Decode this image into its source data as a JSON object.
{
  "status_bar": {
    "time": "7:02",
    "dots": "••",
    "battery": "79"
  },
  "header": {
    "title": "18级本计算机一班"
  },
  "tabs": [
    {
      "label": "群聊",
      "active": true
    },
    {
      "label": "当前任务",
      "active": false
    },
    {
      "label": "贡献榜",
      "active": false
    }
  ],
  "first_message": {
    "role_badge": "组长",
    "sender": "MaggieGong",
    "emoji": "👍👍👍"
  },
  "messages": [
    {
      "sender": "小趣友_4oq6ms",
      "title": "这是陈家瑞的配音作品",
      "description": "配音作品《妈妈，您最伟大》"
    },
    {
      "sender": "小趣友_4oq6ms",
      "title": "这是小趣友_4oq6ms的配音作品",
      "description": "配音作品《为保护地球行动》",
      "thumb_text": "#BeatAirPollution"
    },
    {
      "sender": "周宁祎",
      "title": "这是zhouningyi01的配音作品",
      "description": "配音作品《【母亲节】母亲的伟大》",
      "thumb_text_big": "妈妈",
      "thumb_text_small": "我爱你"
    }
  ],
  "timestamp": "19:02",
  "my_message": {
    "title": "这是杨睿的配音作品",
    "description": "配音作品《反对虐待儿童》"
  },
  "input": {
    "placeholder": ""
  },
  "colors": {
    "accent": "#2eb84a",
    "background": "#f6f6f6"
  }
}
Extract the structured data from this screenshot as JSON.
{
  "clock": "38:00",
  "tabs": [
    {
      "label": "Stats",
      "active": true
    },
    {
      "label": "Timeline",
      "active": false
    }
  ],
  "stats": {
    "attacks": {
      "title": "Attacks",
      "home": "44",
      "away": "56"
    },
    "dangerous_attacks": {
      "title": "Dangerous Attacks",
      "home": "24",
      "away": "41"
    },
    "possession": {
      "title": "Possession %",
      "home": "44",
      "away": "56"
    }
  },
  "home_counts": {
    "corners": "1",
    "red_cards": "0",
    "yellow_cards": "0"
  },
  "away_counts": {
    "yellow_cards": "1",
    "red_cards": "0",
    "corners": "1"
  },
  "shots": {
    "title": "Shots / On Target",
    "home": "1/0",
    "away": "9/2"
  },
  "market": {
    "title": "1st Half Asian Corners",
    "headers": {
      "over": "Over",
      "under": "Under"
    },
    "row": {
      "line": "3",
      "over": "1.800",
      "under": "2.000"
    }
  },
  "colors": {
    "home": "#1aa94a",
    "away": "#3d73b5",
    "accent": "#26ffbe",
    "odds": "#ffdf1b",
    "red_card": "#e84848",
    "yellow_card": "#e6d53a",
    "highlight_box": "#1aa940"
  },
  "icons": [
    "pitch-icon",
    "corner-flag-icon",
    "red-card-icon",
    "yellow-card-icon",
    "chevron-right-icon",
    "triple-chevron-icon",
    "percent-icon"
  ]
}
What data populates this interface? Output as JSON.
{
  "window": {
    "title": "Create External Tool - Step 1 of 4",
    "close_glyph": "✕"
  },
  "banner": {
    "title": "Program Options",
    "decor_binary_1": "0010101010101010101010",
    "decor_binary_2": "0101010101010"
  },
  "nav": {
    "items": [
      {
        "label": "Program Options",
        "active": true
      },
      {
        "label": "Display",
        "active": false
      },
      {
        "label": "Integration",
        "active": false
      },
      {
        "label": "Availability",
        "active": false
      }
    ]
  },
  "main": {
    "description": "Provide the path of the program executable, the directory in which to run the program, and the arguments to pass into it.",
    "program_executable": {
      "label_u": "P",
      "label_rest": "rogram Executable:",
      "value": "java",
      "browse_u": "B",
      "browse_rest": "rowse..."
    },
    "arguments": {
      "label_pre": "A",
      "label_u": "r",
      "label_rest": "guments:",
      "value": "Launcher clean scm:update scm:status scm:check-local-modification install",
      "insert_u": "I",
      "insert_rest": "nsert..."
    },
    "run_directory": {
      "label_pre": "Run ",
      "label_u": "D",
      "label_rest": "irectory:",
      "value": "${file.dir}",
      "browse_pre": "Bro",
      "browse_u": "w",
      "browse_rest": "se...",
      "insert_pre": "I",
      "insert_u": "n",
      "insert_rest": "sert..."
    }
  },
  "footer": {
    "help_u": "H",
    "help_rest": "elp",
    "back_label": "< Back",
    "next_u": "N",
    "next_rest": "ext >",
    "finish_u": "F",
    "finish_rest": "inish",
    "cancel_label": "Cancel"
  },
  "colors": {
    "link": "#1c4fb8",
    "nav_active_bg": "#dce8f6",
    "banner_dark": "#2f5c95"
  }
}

☆ ☆ ☆ ☆ ☆ ☆ ☆

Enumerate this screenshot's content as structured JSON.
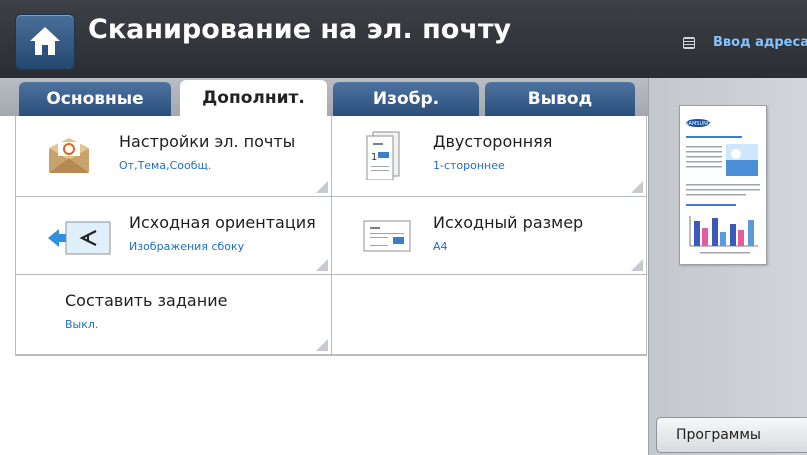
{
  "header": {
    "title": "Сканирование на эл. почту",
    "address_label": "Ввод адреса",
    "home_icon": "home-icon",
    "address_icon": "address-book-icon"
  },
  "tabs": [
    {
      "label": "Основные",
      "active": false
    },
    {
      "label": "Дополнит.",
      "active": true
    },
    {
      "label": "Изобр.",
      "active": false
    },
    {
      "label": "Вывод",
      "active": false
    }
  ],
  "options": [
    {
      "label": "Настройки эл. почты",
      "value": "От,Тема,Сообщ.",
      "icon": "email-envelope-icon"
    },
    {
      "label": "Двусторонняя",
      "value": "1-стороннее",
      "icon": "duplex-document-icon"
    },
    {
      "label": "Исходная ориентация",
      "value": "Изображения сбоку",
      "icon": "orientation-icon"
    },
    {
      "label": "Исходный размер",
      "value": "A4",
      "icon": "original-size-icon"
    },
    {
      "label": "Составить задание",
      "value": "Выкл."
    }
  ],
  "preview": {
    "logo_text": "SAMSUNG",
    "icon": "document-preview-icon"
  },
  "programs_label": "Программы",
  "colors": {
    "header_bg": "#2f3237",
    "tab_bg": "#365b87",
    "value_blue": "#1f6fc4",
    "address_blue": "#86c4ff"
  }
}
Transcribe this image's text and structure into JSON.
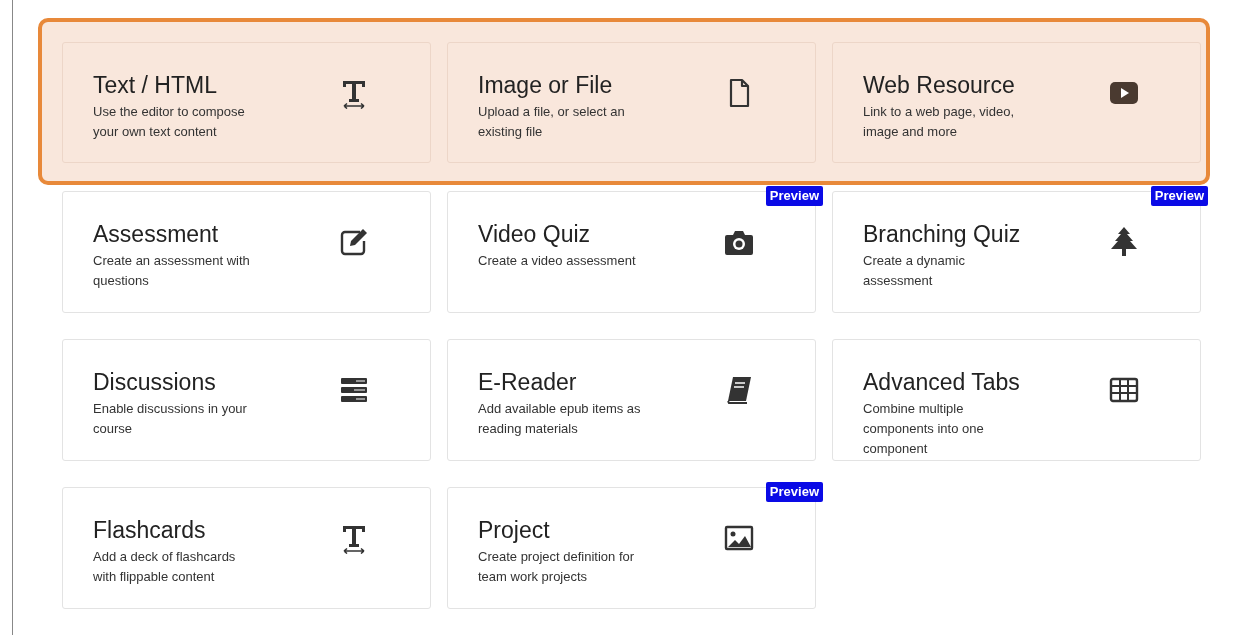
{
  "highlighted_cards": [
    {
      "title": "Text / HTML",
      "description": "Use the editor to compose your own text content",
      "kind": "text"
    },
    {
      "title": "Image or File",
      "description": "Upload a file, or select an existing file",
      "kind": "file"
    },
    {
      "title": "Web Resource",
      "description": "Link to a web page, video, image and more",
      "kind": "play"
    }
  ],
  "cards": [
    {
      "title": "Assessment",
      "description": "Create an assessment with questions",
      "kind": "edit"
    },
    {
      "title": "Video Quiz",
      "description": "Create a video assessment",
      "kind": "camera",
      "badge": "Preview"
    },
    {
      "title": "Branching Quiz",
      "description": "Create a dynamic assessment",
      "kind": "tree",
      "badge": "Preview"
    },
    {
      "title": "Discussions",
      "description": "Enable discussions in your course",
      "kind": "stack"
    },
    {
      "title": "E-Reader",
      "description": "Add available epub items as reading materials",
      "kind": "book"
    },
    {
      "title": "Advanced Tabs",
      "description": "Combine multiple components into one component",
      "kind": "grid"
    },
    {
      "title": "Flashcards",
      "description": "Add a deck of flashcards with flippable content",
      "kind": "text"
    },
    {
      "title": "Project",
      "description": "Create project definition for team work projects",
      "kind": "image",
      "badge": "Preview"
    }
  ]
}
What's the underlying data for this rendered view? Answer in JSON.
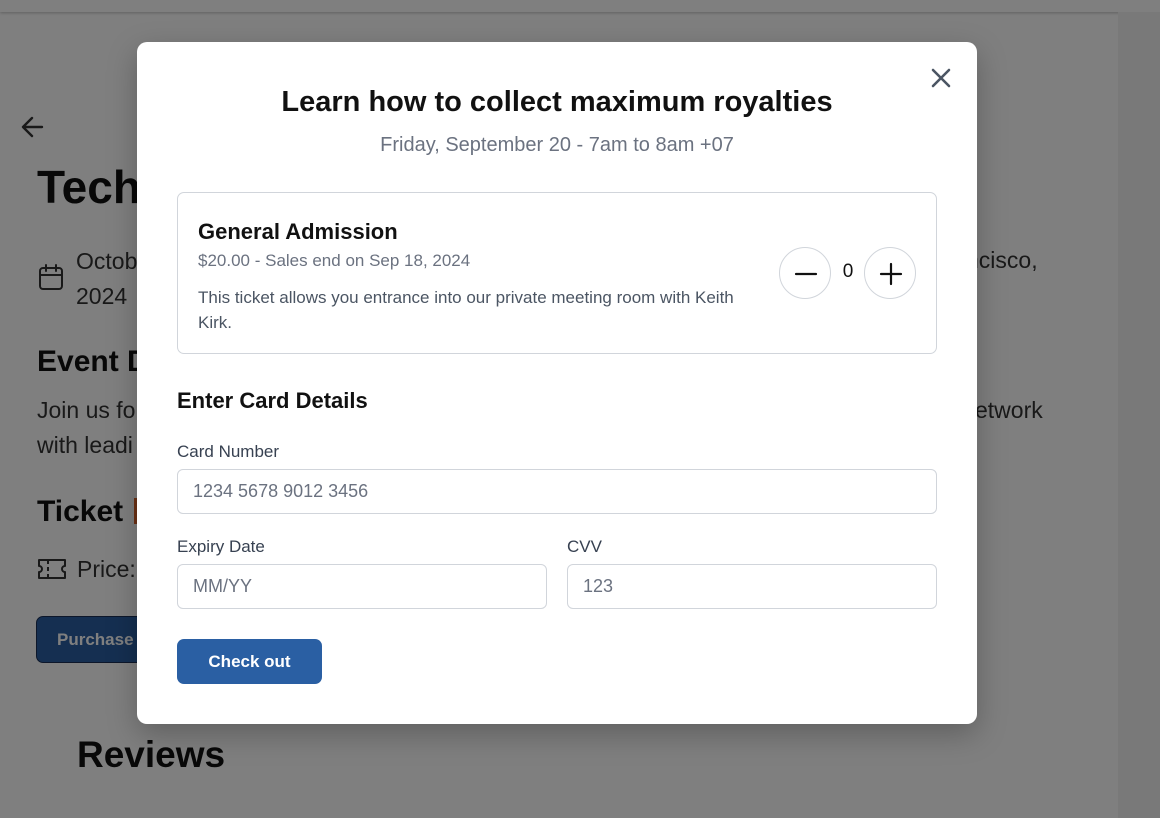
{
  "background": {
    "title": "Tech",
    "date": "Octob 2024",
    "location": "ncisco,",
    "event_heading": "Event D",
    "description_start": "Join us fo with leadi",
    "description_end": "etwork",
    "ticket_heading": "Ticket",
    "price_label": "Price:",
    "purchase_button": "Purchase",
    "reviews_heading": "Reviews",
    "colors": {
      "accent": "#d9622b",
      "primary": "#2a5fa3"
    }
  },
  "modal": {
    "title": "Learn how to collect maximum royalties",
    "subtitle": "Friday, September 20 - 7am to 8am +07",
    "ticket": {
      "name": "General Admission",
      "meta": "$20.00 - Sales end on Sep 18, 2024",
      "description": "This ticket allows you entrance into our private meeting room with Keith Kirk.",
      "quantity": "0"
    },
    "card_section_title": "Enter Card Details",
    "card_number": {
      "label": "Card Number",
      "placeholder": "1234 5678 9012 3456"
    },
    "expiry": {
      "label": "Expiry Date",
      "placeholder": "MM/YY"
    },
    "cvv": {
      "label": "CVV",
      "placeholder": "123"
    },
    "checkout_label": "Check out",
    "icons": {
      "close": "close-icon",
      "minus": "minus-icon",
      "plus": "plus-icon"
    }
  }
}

☆ ☆ ☆ ☆ ☆ ☆ ☆

• [Written instruction] Among the lines above, determine how many hold the word "kind"; report the figure alone.

• [Reply to the task] 11